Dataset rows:
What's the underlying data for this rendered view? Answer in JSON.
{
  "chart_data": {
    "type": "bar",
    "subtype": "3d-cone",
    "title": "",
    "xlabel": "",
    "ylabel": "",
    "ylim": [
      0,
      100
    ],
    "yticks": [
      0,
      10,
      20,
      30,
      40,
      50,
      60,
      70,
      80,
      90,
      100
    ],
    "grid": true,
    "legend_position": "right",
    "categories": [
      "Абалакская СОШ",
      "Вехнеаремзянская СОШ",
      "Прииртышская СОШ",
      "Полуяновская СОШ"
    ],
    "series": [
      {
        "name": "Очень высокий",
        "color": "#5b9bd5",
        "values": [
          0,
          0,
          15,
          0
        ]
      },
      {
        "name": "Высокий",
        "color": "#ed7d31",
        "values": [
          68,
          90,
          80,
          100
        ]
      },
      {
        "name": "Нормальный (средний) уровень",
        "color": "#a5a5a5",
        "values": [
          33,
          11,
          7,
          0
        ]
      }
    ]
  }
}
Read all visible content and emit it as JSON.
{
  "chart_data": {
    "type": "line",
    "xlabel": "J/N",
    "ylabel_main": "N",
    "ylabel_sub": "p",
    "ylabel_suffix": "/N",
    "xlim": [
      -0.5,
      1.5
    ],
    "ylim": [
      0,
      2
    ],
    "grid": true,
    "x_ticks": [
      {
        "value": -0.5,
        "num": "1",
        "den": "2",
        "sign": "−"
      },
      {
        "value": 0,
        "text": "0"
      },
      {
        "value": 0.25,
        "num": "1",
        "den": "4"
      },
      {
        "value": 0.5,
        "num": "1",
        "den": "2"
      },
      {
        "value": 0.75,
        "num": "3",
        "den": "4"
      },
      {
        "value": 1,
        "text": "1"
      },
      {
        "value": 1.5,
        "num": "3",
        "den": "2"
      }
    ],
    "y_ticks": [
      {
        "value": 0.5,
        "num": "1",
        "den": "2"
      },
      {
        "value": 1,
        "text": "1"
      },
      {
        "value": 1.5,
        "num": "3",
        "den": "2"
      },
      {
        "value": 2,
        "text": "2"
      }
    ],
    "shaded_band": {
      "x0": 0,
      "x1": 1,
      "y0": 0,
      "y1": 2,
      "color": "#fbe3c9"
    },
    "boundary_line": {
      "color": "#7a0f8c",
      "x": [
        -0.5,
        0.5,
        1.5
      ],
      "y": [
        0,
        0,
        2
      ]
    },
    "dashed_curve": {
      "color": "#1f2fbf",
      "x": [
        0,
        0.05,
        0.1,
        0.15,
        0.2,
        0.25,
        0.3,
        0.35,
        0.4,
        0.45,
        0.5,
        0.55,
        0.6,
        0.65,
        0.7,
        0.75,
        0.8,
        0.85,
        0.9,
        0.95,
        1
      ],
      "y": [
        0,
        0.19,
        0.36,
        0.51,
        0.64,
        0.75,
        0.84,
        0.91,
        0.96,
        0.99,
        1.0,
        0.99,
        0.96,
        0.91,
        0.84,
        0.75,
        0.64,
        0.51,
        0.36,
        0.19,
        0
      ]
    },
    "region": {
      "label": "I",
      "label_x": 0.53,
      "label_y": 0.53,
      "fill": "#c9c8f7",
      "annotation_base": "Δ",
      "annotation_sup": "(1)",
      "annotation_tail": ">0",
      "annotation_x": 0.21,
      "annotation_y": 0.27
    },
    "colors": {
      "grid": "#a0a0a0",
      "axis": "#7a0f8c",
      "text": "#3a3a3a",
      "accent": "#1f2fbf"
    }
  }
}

WORK INSTRUCTIONS ::
What is the number of lines in the listing above that contain the string "JSON"? Give only the number.

IN RESPONSE ::
2